(Extracted data entries)
"""
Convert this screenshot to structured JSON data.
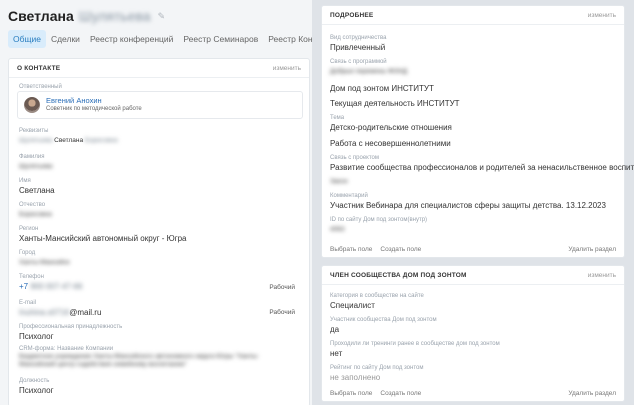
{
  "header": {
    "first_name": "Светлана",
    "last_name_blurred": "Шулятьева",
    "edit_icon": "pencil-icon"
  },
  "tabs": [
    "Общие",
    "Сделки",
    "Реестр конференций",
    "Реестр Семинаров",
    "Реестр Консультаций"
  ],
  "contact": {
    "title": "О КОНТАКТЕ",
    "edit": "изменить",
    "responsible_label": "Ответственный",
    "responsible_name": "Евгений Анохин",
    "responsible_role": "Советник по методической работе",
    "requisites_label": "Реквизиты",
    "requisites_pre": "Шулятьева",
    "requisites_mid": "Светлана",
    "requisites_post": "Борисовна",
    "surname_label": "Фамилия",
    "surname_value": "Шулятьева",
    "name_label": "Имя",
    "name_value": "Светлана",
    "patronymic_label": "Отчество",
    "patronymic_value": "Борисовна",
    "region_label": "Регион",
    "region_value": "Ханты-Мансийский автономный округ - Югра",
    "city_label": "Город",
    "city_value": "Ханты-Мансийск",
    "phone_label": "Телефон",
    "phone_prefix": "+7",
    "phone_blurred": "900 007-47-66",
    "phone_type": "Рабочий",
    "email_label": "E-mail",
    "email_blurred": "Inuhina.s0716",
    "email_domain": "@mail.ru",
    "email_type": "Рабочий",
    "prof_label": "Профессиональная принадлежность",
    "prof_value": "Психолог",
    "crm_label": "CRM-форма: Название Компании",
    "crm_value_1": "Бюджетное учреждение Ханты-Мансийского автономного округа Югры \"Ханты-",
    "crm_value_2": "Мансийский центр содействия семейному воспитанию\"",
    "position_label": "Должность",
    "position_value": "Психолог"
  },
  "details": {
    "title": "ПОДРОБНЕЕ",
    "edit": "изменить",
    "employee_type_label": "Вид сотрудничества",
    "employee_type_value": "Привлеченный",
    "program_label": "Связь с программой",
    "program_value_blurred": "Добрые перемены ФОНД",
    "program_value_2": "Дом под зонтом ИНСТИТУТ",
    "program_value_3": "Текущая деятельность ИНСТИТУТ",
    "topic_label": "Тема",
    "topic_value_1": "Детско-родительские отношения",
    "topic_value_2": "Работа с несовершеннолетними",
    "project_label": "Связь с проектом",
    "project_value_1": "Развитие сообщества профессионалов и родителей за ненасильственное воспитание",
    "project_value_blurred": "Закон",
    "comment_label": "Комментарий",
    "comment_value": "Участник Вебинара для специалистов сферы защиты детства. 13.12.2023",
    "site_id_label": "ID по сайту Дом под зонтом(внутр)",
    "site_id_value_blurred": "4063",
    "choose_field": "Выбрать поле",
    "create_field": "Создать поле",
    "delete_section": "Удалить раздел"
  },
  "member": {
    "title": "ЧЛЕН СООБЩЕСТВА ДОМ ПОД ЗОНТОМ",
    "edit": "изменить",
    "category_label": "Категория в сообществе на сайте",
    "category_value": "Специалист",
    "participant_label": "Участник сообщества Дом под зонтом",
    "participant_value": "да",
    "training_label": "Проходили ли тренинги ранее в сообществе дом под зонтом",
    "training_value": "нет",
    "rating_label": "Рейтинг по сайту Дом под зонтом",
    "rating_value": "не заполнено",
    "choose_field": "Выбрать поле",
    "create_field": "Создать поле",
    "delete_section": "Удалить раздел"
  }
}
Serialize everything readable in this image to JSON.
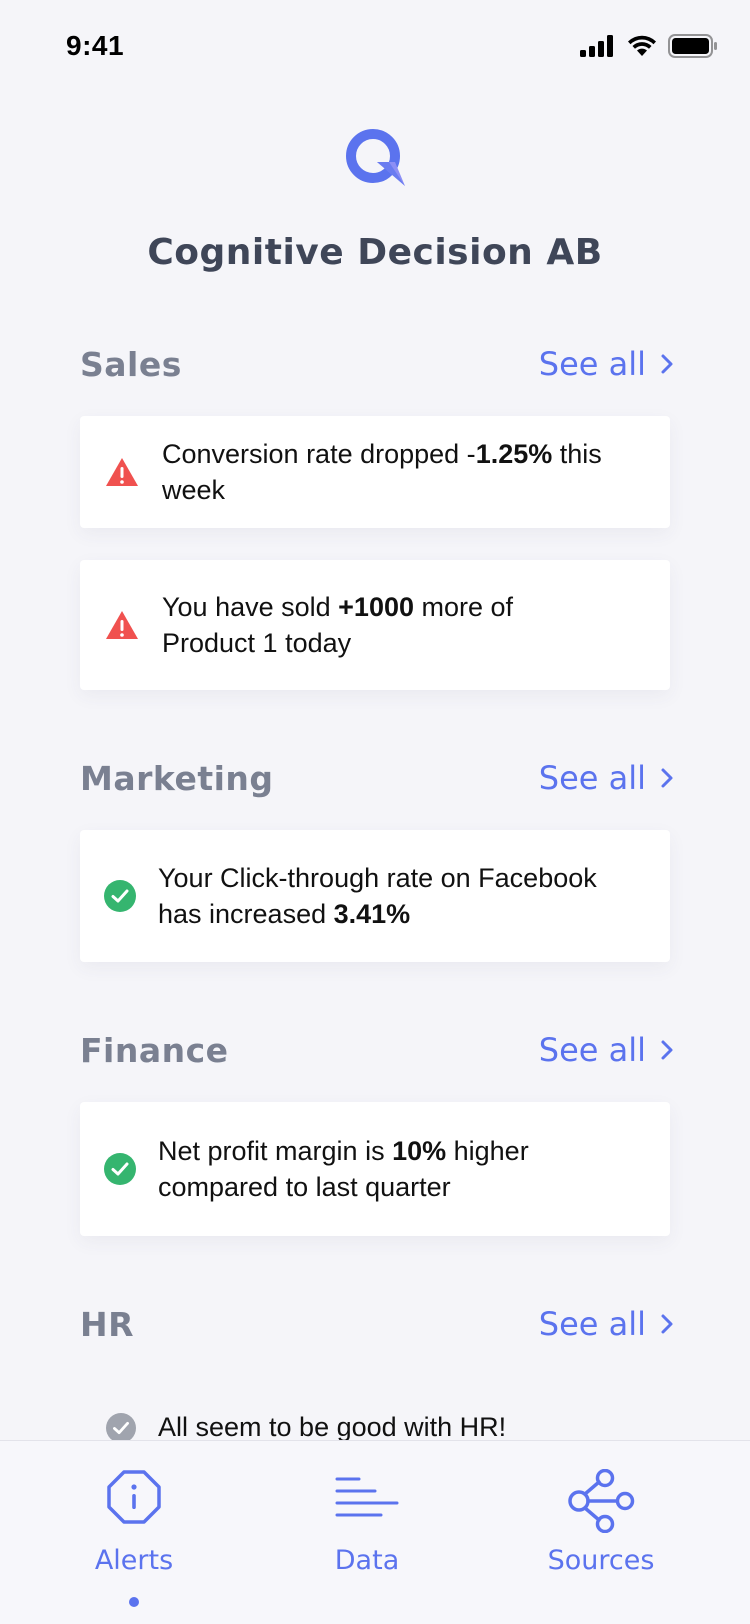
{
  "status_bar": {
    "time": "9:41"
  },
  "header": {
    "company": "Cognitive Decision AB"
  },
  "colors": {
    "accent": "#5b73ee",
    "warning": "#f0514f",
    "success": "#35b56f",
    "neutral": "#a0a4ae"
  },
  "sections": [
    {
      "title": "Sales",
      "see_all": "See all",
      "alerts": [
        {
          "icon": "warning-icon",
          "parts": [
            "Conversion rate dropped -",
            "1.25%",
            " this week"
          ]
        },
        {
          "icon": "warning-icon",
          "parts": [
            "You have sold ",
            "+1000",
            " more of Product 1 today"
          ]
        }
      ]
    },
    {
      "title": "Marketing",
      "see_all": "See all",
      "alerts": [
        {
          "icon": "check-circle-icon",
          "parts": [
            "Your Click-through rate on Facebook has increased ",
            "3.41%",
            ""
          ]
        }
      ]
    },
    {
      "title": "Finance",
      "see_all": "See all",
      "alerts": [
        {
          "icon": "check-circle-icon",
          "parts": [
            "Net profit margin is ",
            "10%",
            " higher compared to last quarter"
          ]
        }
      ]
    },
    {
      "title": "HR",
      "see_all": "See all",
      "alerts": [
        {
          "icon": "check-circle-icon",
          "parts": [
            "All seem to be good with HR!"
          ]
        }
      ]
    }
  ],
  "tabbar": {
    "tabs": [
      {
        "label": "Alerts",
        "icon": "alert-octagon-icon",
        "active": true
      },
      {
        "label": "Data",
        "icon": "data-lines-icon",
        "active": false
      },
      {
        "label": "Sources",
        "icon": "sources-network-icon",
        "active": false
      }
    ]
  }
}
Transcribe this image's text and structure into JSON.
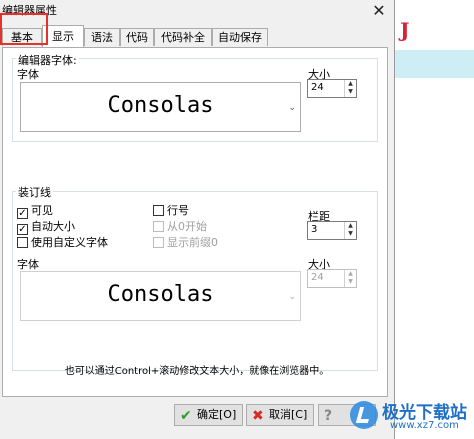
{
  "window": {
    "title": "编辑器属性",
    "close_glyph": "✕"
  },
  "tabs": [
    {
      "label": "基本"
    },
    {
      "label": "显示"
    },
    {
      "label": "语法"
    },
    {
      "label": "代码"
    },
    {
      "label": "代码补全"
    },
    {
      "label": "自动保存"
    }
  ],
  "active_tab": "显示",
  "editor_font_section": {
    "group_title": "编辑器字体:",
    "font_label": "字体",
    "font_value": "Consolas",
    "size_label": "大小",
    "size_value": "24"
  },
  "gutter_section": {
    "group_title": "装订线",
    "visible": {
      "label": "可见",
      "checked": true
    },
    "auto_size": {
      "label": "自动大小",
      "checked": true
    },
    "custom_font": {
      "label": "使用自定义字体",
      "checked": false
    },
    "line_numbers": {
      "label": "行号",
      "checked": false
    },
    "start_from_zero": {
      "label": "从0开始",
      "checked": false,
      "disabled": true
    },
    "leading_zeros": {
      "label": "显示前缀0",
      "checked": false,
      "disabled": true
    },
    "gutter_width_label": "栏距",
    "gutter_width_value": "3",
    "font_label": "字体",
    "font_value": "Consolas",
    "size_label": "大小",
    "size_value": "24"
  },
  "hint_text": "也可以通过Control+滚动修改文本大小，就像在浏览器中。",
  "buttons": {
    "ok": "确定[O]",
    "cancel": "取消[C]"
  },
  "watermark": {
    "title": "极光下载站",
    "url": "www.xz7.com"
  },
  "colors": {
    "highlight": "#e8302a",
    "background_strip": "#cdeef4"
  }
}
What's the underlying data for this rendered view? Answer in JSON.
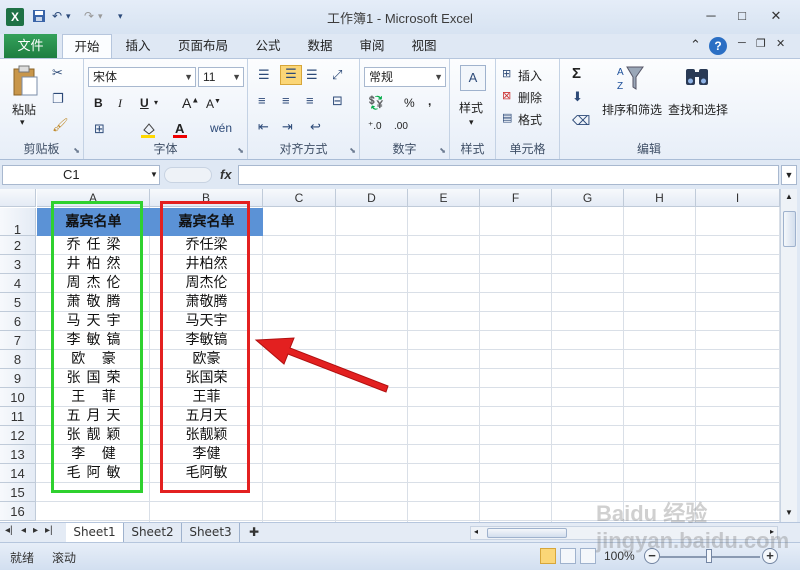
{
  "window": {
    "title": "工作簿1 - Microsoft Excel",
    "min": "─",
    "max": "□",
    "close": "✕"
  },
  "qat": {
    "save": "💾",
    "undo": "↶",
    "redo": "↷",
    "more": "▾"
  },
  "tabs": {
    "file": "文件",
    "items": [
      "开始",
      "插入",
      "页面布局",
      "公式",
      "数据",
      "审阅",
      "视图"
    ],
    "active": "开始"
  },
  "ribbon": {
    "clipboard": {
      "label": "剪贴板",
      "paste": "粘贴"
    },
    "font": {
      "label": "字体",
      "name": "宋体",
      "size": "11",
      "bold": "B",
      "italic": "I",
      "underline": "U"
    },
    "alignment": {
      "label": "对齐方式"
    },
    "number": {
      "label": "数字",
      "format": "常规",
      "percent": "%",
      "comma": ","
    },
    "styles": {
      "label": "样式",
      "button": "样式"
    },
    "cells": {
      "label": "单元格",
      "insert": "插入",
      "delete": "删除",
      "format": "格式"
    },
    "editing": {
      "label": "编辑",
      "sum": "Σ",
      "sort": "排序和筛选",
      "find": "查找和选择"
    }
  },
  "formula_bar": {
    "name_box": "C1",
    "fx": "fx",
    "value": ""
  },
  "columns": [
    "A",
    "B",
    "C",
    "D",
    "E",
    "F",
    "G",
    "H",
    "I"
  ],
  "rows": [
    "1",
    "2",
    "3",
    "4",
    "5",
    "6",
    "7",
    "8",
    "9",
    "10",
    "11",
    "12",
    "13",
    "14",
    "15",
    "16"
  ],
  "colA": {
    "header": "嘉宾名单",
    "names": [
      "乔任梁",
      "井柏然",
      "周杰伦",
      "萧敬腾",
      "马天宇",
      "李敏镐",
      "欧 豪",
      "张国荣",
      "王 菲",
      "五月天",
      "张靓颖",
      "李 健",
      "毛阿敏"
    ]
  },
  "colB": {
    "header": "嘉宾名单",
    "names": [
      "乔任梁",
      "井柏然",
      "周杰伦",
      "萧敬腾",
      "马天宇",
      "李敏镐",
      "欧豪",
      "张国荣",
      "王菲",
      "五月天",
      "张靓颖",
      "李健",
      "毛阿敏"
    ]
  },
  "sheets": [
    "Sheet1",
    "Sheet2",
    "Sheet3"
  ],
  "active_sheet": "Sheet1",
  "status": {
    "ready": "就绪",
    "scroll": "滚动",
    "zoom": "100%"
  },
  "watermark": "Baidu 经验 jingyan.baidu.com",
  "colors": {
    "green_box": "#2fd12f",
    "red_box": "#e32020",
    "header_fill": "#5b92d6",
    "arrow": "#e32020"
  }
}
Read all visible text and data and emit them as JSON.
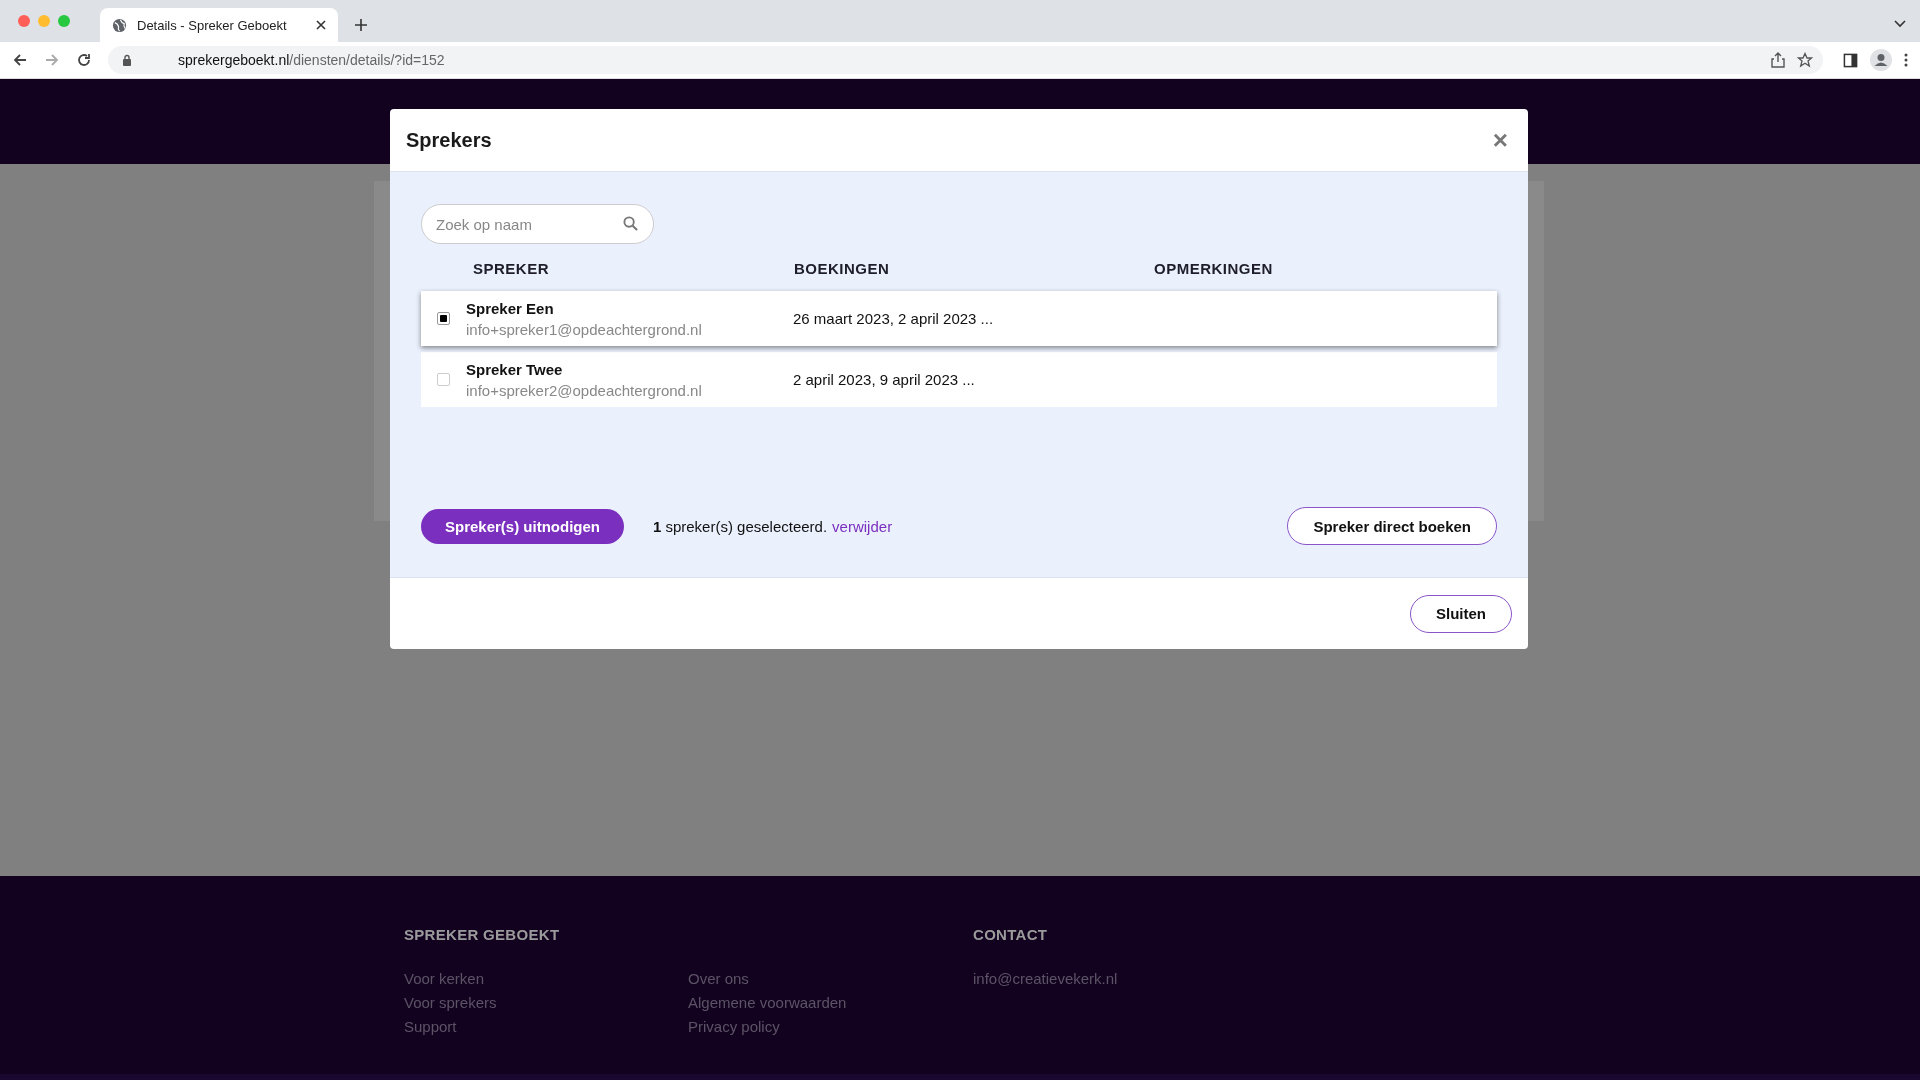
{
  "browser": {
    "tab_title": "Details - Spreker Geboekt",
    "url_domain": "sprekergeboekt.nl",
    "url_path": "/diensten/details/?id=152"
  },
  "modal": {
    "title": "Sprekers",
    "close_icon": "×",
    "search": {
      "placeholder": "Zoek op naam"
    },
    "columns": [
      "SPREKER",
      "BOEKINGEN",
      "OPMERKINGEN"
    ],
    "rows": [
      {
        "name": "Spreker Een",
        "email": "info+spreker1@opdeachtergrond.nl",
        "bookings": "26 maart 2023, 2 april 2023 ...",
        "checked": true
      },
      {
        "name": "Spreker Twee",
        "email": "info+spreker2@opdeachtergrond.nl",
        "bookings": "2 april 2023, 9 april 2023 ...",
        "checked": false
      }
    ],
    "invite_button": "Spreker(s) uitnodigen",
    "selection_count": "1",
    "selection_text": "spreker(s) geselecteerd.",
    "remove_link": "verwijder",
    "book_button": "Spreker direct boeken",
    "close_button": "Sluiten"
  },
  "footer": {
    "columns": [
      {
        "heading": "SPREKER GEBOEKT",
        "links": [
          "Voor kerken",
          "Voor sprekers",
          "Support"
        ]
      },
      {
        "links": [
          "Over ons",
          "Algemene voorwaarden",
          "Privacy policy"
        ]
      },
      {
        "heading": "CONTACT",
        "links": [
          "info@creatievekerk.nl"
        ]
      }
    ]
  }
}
"""
Job | Beginning with the line that contains "Read all visible" in the data above, please copy each line exactly until the last line, both ends included, skipping any pictures.

Expected answer |
Read all visible text and data and emit them as JSON.
{
  "browser": {
    "tab_title": "Details - Spreker Geboekt",
    "url_domain": "sprekergeboekt.nl",
    "url_path": "/diensten/details/?id=152"
  },
  "modal": {
    "title": "Sprekers",
    "close_icon": "×",
    "search": {
      "placeholder": "Zoek op naam"
    },
    "columns": [
      "SPREKER",
      "BOEKINGEN",
      "OPMERKINGEN"
    ],
    "rows": [
      {
        "name": "Spreker Een",
        "email": "info+spreker1@opdeachtergrond.nl",
        "bookings": "26 maart 2023, 2 april 2023 ...",
        "checked": true
      },
      {
        "name": "Spreker Twee",
        "email": "info+spreker2@opdeachtergrond.nl",
        "bookings": "2 april 2023, 9 april 2023 ...",
        "checked": false
      }
    ],
    "invite_button": "Spreker(s) uitnodigen",
    "selection_count": "1",
    "selection_text": "spreker(s) geselecteerd.",
    "remove_link": "verwijder",
    "book_button": "Spreker direct boeken",
    "close_button": "Sluiten"
  },
  "footer": {
    "columns": [
      {
        "heading": "SPREKER GEBOEKT",
        "links": [
          "Voor kerken",
          "Voor sprekers",
          "Support"
        ]
      },
      {
        "links": [
          "Over ons",
          "Algemene voorwaarden",
          "Privacy policy"
        ]
      },
      {
        "heading": "CONTACT",
        "links": [
          "info@creatievekerk.nl"
        ]
      }
    ]
  }
}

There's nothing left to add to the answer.